PROVIDED TEXT —
***

Whatever the cause, regulators in the U.S. and EU acknowledge the value of new science approaches. The FDA, for example, offers Breakthrough and Fast Track designations, and the European Medicines Agency offers its PRIME program. Regulators also are actively learning about today’s breakthrough science and have piloted advanced programs in their own organizations. As a result, the FDA’s Digital Health Innovation Action Plan, released Jan. 7, is its first guidance incorporating AI and machine learning.

 

"Moving forward, we’ll see external innovation grow as a core component of large companies’ innovation strategies."

Stuart Henderson
senior managing director and global lead of Accenture’s Life Sciences practice

Regulators also are placing more value on real-world evidence and the patients’ experiences.

In 2017, a paper presented at ASCO by Ethan Basch, M.D., MSc., outlined a single-center randomized controlled trial comparing web-based symptom monitoring with patient-reported outcomes (PROs) vs. usual care in patients receiving chemotherapy for metastatic solid tumors. “Median overall survival in the PRO intervention arm was five months longer than the control arm. This remarkable result was achieved by the oncology team reviewing its PRO entries and triaging care (looking for pain or depression, for example), which helped patients maintain their treatment regime. This is part of the new science,” Henderson recalls.

CAPITAL ALLOCATION IS THE KEY

As biopharma transitions to new science, capital allocation is the main determinant of success. Companies at the vanguard of new science (notably Roche and Merck) are investing $250 million or more each year in digital technologies, data analytics, and genomics. That’s six to seven times more than their peers.

***

SUPPLIED ENTRIES —
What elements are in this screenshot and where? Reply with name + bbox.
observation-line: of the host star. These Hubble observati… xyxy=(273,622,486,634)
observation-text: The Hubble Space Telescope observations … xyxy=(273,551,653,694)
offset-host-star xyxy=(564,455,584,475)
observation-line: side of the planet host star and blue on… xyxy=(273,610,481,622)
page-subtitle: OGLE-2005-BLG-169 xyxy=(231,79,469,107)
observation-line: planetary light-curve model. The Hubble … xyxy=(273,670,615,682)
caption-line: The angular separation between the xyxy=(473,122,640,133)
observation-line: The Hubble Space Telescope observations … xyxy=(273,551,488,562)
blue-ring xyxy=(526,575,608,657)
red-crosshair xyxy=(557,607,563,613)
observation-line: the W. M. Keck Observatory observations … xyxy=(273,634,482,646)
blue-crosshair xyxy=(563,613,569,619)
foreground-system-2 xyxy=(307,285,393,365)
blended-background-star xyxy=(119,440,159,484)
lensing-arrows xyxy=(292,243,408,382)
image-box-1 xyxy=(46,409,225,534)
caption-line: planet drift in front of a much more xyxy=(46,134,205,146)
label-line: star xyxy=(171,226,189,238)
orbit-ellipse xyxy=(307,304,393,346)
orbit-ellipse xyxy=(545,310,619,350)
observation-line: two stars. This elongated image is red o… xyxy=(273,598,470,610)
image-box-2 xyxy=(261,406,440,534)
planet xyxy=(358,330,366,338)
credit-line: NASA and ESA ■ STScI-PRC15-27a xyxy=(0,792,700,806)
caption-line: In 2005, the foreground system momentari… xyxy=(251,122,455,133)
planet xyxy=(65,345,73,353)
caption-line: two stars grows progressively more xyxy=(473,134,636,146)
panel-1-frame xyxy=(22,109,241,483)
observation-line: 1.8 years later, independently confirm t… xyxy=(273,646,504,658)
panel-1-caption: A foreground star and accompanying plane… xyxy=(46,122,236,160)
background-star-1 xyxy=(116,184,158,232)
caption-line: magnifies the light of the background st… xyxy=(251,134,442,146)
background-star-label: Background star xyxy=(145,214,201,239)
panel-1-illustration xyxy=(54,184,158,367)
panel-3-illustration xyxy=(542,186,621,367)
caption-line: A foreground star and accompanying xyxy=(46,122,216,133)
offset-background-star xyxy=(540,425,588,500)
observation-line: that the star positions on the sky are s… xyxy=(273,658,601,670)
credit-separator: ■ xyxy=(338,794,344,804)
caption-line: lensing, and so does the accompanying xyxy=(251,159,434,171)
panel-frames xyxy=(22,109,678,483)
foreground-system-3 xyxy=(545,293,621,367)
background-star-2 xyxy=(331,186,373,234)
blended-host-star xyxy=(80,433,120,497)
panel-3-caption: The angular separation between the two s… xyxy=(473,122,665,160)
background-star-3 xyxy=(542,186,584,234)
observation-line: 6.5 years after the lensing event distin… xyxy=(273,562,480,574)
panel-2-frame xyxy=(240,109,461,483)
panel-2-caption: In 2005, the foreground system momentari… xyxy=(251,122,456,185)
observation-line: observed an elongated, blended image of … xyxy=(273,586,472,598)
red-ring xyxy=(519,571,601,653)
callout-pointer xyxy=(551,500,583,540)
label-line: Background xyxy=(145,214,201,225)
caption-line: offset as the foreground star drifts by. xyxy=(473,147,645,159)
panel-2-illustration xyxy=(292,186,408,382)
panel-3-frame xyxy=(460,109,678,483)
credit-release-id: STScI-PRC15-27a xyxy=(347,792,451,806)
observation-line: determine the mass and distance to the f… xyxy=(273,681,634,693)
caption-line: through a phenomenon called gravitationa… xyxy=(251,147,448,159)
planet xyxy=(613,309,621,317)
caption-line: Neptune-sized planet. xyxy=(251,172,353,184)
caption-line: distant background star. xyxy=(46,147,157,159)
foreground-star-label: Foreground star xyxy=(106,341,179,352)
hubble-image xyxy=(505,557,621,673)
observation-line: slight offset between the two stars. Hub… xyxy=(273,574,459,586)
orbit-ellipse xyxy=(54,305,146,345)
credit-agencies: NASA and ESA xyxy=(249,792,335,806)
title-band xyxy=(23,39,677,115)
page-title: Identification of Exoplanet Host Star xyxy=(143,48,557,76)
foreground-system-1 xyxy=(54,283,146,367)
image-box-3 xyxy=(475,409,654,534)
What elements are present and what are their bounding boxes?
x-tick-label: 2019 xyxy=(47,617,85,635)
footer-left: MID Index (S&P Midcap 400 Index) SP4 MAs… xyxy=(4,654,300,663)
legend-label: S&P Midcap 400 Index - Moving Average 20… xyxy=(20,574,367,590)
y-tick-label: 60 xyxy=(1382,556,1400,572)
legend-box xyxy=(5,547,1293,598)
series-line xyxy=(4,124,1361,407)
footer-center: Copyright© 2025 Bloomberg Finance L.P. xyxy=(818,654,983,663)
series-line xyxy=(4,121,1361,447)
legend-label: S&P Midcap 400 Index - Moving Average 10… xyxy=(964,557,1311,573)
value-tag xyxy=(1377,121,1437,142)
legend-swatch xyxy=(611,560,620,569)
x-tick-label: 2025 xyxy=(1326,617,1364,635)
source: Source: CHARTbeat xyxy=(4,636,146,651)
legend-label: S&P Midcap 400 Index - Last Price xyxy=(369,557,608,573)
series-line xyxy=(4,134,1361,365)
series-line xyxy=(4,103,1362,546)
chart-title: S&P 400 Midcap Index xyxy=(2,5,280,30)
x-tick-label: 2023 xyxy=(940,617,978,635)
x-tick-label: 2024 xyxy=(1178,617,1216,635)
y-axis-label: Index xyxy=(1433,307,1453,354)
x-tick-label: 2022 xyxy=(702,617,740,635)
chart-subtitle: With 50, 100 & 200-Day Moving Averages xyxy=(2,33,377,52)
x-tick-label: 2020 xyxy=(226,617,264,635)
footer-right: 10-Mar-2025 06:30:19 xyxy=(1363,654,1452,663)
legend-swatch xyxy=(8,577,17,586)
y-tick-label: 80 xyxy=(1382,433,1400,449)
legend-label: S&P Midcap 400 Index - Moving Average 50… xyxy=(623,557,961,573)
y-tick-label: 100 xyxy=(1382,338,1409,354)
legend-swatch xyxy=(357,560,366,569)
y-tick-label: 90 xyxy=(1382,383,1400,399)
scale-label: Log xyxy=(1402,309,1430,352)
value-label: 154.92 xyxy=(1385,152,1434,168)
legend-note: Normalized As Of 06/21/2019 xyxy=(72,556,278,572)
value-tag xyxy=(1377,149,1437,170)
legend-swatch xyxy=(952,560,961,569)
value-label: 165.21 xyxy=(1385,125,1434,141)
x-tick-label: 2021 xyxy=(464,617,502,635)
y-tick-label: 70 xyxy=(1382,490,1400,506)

***

QUESTIONS —
**1.** Copy word for word the part of the text on biopharma and new science that runs from "As biopharma transitions" up to and including "than their peers.".
**2.** Answer these questions from the text on biopharma and new science:
(a) What program does the European Medicines Agency offer?
(b) How many months longer was median overall survival in the PRO intervention arm than in the control arm?
(c) How much are Roche and Merck investing each year in digital technologies, data analytics, and genomics?

REPLIES —
**1.**
As biopharma transitions to new science, capital allocation is the main determinant of success. Companies at the vanguard of new science (notably Roche and Merck) are investing $250 million or more each year in digital technologies, data analytics, and genomics. That’s six to seven times more than their peers.

**2.**
(a) Its PRIME program.
(b) Five months.
(c) $250 million or more.